What is being asked: Return all entries word for word, but drop any images.

━━━ Supplied records

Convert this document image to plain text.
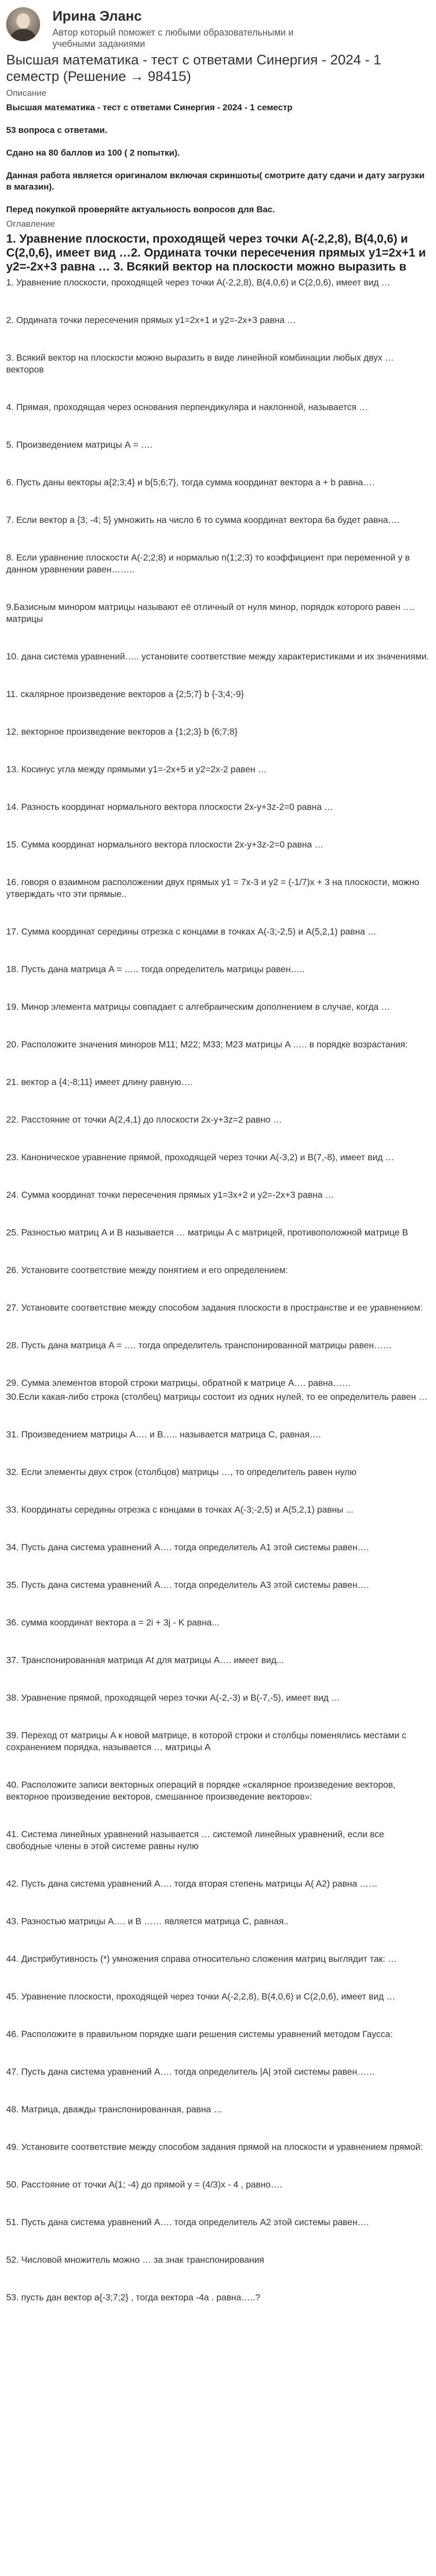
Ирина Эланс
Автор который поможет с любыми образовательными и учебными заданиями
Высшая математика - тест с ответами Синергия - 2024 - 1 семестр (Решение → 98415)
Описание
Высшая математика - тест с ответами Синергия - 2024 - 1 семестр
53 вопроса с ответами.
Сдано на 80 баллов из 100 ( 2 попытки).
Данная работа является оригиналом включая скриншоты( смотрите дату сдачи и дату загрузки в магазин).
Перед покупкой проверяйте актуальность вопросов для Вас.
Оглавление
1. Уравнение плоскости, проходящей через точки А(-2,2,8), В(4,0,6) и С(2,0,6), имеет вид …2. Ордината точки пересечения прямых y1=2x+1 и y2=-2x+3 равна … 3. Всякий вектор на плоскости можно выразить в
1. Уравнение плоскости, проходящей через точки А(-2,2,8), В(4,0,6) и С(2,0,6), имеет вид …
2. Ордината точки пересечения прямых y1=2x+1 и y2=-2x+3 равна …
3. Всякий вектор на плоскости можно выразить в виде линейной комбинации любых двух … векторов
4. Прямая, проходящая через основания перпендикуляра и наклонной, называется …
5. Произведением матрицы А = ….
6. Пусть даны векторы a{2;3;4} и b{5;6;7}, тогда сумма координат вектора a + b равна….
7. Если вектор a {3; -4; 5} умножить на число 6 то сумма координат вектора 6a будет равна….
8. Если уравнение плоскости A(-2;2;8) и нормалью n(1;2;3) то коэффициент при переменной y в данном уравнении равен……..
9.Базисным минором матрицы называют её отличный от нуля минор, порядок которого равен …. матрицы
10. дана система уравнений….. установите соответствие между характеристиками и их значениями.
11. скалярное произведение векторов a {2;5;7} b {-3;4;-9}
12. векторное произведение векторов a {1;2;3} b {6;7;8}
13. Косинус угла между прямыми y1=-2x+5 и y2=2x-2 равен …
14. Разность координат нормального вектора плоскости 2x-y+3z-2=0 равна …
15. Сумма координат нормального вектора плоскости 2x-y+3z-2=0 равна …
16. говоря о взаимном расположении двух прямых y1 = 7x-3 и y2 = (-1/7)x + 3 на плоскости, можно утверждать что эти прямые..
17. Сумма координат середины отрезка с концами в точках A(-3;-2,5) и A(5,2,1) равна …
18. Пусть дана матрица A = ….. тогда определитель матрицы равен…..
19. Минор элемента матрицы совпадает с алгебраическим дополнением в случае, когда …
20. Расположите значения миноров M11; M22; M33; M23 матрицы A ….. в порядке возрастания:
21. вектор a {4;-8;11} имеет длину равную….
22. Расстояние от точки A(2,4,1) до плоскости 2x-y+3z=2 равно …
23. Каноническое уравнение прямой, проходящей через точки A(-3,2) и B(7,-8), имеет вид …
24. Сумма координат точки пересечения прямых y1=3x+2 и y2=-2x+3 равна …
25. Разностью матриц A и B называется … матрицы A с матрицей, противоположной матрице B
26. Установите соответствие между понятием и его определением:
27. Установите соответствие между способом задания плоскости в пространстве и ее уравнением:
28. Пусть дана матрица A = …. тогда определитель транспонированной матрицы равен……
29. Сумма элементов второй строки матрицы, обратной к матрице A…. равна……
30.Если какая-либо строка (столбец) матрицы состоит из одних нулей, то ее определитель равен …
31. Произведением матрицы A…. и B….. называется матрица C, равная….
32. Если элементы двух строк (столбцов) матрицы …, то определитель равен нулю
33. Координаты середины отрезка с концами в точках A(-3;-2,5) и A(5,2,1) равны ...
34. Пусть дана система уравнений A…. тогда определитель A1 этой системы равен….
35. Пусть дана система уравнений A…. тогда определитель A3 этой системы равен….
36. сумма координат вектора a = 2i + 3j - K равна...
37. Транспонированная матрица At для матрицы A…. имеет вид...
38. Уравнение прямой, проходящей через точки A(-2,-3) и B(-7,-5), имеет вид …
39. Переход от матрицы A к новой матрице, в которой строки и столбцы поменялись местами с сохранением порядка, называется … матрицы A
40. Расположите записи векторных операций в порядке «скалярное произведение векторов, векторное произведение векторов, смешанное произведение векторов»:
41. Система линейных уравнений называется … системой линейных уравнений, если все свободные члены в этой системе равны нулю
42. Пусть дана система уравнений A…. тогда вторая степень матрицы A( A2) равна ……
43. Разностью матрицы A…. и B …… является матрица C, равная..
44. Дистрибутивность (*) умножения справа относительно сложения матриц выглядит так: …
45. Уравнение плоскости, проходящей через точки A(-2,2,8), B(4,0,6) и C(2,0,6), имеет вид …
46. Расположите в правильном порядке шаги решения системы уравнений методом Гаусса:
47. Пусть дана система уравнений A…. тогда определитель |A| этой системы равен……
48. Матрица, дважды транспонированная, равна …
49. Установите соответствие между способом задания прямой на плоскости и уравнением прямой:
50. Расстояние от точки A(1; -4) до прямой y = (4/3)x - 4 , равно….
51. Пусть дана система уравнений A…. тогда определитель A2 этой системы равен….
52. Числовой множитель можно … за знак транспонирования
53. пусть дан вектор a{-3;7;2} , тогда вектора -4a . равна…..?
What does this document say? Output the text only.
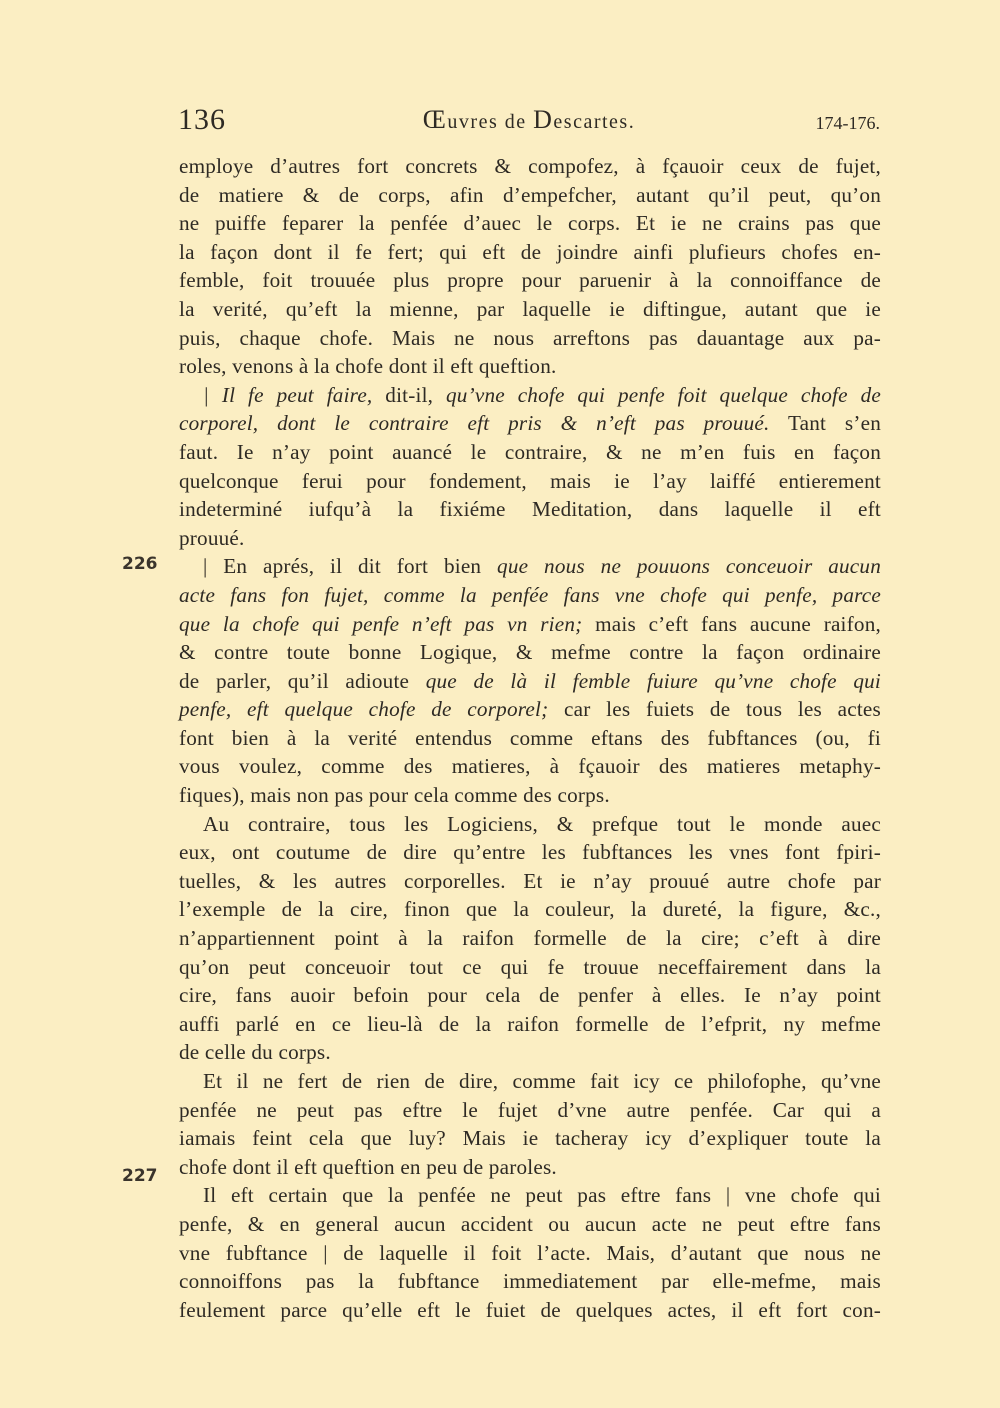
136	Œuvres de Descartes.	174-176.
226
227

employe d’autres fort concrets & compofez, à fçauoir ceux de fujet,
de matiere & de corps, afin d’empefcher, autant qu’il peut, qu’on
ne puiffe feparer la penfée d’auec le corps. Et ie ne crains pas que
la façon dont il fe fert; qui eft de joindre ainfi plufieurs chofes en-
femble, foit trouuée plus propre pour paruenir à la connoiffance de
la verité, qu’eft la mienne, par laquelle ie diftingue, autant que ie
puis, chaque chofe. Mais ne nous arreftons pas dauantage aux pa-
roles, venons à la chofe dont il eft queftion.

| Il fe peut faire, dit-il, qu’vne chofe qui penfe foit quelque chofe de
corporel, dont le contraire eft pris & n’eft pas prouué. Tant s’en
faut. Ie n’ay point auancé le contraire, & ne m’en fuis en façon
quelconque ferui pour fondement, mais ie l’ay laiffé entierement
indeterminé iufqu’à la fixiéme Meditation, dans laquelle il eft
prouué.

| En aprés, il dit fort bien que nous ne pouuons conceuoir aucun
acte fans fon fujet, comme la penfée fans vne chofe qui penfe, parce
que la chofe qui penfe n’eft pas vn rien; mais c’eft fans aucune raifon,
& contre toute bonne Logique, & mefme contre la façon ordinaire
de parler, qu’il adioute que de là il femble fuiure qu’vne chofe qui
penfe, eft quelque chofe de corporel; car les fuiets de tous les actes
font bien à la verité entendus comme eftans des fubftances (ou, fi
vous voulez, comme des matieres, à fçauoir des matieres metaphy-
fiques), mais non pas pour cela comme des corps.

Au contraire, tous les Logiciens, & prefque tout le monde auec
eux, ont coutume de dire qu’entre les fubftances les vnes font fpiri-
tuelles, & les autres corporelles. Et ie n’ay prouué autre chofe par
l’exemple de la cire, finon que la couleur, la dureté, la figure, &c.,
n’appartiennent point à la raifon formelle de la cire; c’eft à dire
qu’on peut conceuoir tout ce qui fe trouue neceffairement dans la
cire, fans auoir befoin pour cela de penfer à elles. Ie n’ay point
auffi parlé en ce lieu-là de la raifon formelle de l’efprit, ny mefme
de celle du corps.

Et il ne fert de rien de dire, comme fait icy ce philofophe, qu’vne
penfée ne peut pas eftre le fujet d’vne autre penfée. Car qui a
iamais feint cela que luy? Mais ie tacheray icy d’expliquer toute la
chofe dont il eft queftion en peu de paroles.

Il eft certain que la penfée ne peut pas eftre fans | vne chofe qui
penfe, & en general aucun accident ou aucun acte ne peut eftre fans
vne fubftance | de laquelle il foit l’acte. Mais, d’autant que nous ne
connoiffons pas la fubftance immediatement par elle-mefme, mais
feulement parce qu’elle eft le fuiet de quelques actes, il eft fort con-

━━━━━━

Exercise result:
Convert this document image to plain text.
Ирина Эланс
Автор который поможет с любыми образовательными и учебными заданиями
Высшая математика - тест с ответами Синергия - 2024 - 1 семестр (Решение → 98415)
Описание
Высшая математика - тест с ответами Синергия - 2024 - 1 семестр
53 вопроса с ответами.
Сдано на 80 баллов из 100 ( 2 попытки).
Данная работа является оригиналом включая скриншоты( смотрите дату сдачи и дату загрузки в магазин).
Перед покупкой проверяйте актуальность вопросов для Вас.
Оглавление
1. Уравнение плоскости, проходящей через точки А(-2,2,8), В(4,0,6) и С(2,0,6), имеет вид …2. Ордината точки пересечения прямых y1=2x+1 и y2=-2x+3 равна … 3. Всякий вектор на плоскости можно выразить в
1. Уравнение плоскости, проходящей через точки А(-2,2,8), В(4,0,6) и С(2,0,6), имеет вид …
2. Ордината точки пересечения прямых y1=2x+1 и y2=-2x+3 равна …
3. Всякий вектор на плоскости можно выразить в виде линейной комбинации любых двух … векторов
4. Прямая, проходящая через основания перпендикуляра и наклонной, называется …
5. Произведением матрицы А = ….
6. Пусть даны векторы a{2;3;4} и b{5;6;7}, тогда сумма координат вектора a + b равна….
7. Если вектор a {3; -4; 5} умножить на число 6 то сумма координат вектора 6a будет равна….
8. Если уравнение плоскости A(-2;2;8) и нормалью n(1;2;3) то коэффициент при переменной y в данном уравнении равен……..
9.Базисным минором матрицы называют её отличный от нуля минор, порядок которого равен …. матрицы
10. дана система уравнений….. установите соответствие между характеристиками и их значениями.
11. скалярное произведение векторов a {2;5;7} b {-3;4;-9}
12. векторное произведение векторов a {1;2;3} b {6;7;8}
13. Косинус угла между прямыми y1=-2x+5 и y2=2x-2 равен …
14. Разность координат нормального вектора плоскости 2x-y+3z-2=0 равна …
15. Сумма координат нормального вектора плоскости 2x-y+3z-2=0 равна …
16. говоря о взаимном расположении двух прямых y1 = 7x-3 и y2 = (-1/7)x + 3 на плоскости, можно утверждать что эти прямые..
17. Сумма координат середины отрезка с концами в точках A(-3;-2,5) и A(5,2,1) равна …
18. Пусть дана матрица A = ….. тогда определитель матрицы равен…..
19. Минор элемента матрицы совпадает с алгебраическим дополнением в случае, когда …
20. Расположите значения миноров M11; M22; M33; M23 матрицы A ….. в порядке возрастания:
21. вектор a {4;-8;11} имеет длину равную….
22. Расстояние от точки A(2,4,1) до плоскости 2x-y+3z=2 равно …
23. Каноническое уравнение прямой, проходящей через точки A(-3,2) и B(7,-8), имеет вид …
24. Сумма координат точки пересечения прямых y1=3x+2 и y2=-2x+3 равна …
25. Разностью матриц A и B называется … матрицы A с матрицей, противоположной матрице B
26. Установите соответствие между понятием и его определением:
27. Установите соответствие между способом задания плоскости в пространстве и ее уравнением:
28. Пусть дана матрица A = …. тогда определитель транспонированной матрицы равен……
29. Сумма элементов второй строки матрицы, обратной к матрице A…. равна……
30.Если какая-либо строка (столбец) матрицы состоит из одних нулей, то ее определитель равен …
31. Произведением матрицы A…. и B….. называется матрица C, равная….
32. Если элементы двух строк (столбцов) матрицы …, то определитель равен нулю
33. Координаты середины отрезка с концами в точках A(-3;-2,5) и A(5,2,1) равны ...
34. Пусть дана система уравнений A…. тогда определитель A1 этой системы равен….
35. Пусть дана система уравнений A…. тогда определитель A3 этой системы равен….
36. сумма координат вектора a = 2i + 3j - K равна...
37. Транспонированная матрица At для матрицы A…. имеет вид...
38. Уравнение прямой, проходящей через точки A(-2,-3) и B(-7,-5), имеет вид …
39. Переход от матрицы A к новой матрице, в которой строки и столбцы поменялись местами с сохранением порядка, называется … матрицы A
40. Расположите записи векторных операций в порядке «скалярное произведение векторов, векторное произведение векторов, смешанное произведение векторов»:
41. Система линейных уравнений называется … системой линейных уравнений, если все свободные члены в этой системе равны нулю
42. Пусть дана система уравнений A…. тогда вторая степень матрицы A( A2) равна ……
43. Разностью матрицы A…. и B …… является матрица C, равная..
44. Дистрибутивность (*) умножения справа относительно сложения матриц выглядит так: …
45. Уравнение плоскости, проходящей через точки A(-2,2,8), B(4,0,6) и C(2,0,6), имеет вид …
46. Расположите в правильном порядке шаги решения системы уравнений методом Гаусса:
47. Пусть дана система уравнений A…. тогда определитель |A| этой системы равен……
48. Матрица, дважды транспонированная, равна …
49. Установите соответствие между способом задания прямой на плоскости и уравнением прямой:
50. Расстояние от точки A(1; -4) до прямой y = (4/3)x - 4 , равно….
51. Пусть дана система уравнений A…. тогда определитель A2 этой системы равен….
52. Числовой множитель можно … за знак транспонирования
53. пусть дан вектор a{-3;7;2} , тогда вектора -4a . равна…..?
What does this document say? Output the text only.
136	Œuvres de Descartes.	174-176.
226
227

employe d’autres fort concrets & compofez, à fçauoir ceux de fujet,
de matiere & de corps, afin d’empefcher, autant qu’il peut, qu’on
ne puiffe feparer la penfée d’auec le corps. Et ie ne crains pas que
la façon dont il fe fert; qui eft de joindre ainfi plufieurs chofes en-
femble, foit trouuée plus propre pour paruenir à la connoiffance de
la verité, qu’eft la mienne, par laquelle ie diftingue, autant que ie
puis, chaque chofe. Mais ne nous arreftons pas dauantage aux pa-
roles, venons à la chofe dont il eft queftion.

| Il fe peut faire, dit-il, qu’vne chofe qui penfe foit quelque chofe de
corporel, dont le contraire eft pris & n’eft pas prouué. Tant s’en
faut. Ie n’ay point auancé le contraire, & ne m’en fuis en façon
quelconque ferui pour fondement, mais ie l’ay laiffé entierement
indeterminé iufqu’à la fixiéme Meditation, dans laquelle il eft
prouué.

| En aprés, il dit fort bien que nous ne pouuons conceuoir aucun
acte fans fon fujet, comme la penfée fans vne chofe qui penfe, parce
que la chofe qui penfe n’eft pas vn rien; mais c’eft fans aucune raifon,
& contre toute bonne Logique, & mefme contre la façon ordinaire
de parler, qu’il adioute que de là il femble fuiure qu’vne chofe qui
penfe, eft quelque chofe de corporel; car les fuiets de tous les actes
font bien à la verité entendus comme eftans des fubftances (ou, fi
vous voulez, comme des matieres, à fçauoir des matieres metaphy-
fiques), mais non pas pour cela comme des corps.

Au contraire, tous les Logiciens, & prefque tout le monde auec
eux, ont coutume de dire qu’entre les fubftances les vnes font fpiri-
tuelles, & les autres corporelles. Et ie n’ay prouué autre chofe par
l’exemple de la cire, finon que la couleur, la dureté, la figure, &c.,
n’appartiennent point à la raifon formelle de la cire; c’eft à dire
qu’on peut conceuoir tout ce qui fe trouue neceffairement dans la
cire, fans auoir befoin pour cela de penfer à elles. Ie n’ay point
auffi parlé en ce lieu-là de la raifon formelle de l’efprit, ny mefme
de celle du corps.

Et il ne fert de rien de dire, comme fait icy ce philofophe, qu’vne
penfée ne peut pas eftre le fujet d’vne autre penfée. Car qui a
iamais feint cela que luy? Mais ie tacheray icy d’expliquer toute la
chofe dont il eft queftion en peu de paroles.

Il eft certain que la penfée ne peut pas eftre fans | vne chofe qui
penfe, & en general aucun accident ou aucun acte ne peut eftre fans
vne fubftance | de laquelle il foit l’acte. Mais, d’autant que nous ne
connoiffons pas la fubftance immediatement par elle-mefme, mais
feulement parce qu’elle eft le fuiet de quelques actes, il eft fort con-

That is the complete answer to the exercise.